# Estratto del testo
Dall’Ucraina terra di violinisti, all’Italia terra di violini, l’avventura e i sogni di Anastasiya Petryshak. Ex bambina prodigio, a 24 anni debutta in disco imbracciando uno Stradivari
Anastasiya Petryshak è una violinista di grande talento, in possesso di un’intonazione perfetta, un suono molto affascinante, una tecnica brillantissima e una musicalità pura: queste le parole che a lei dedica Salvatore Accardo.
Il volto candido e luminoso, la chioma biondissima, i lineamenti gentili che richiamano quasi una madonna rinascimentale. Lo sguardo che trasmette un mix di dolcezza e determinazione. Ha ventiquattro anni, Anastasiya Petryshak, la stella del violino venuta dall’est Europa.
Dall’Ucraina, terra tormentata, ancora oggi in bilico tra guerra e pace, che diede i natali a mostri sacri come David Ojstrach. Terra divenuta certamente celebre per la storica tradizione della sua scuola violinistica.

# Dati forniti
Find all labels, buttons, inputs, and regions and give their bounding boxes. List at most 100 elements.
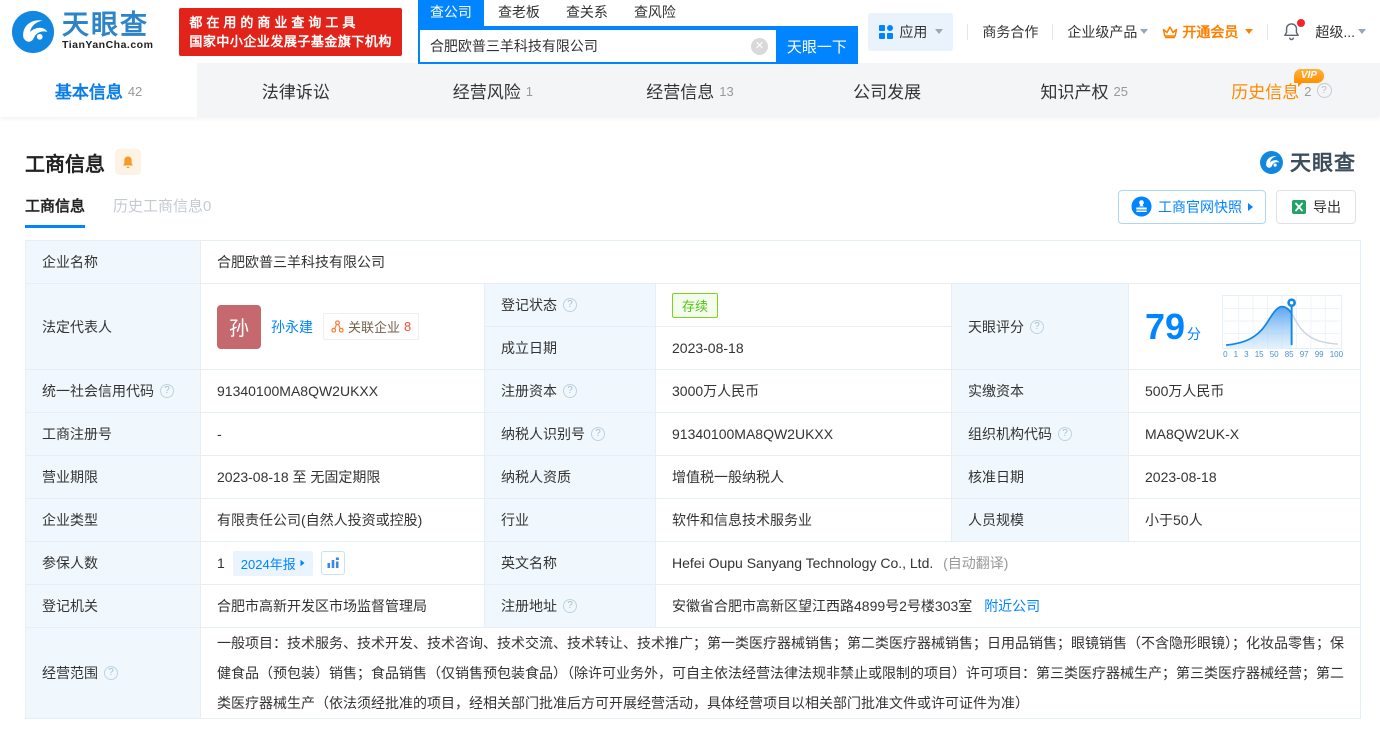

# La tua consegna
Puoi ricopiare per intero il testo su Anastasiya Petryshak, senza cambiare nemmeno una parola?

# Soluzione dell'esercizio
Dall’Ucraina terra di violinisti, all’Italia terra di violini, l’avventura e i sogni di Anastasiya Petryshak. Ex bambina prodigio, a 24 anni debutta in disco imbracciando uno Stradivari
Anastasiya Petryshak è una violinista di grande talento, in possesso di un’intonazione perfetta, un suono molto affascinante, una tecnica brillantissima e una musicalità pura: queste le parole che a lei dedica Salvatore Accardo.
Il volto candido e luminoso, la chioma biondissima, i lineamenti gentili che richiamano quasi una madonna rinascimentale. Lo sguardo che trasmette un mix di dolcezza e determinazione. Ha ventiquattro anni, Anastasiya Petryshak, la stella del violino venuta dall’est Europa.
Dall’Ucraina, terra tormentata, ancora oggi in bilico tra guerra e pace, che diede i natali a mostri sacri come David Ojstrach. Terra divenuta certamente celebre per la storica tradizione della sua scuola violinistica.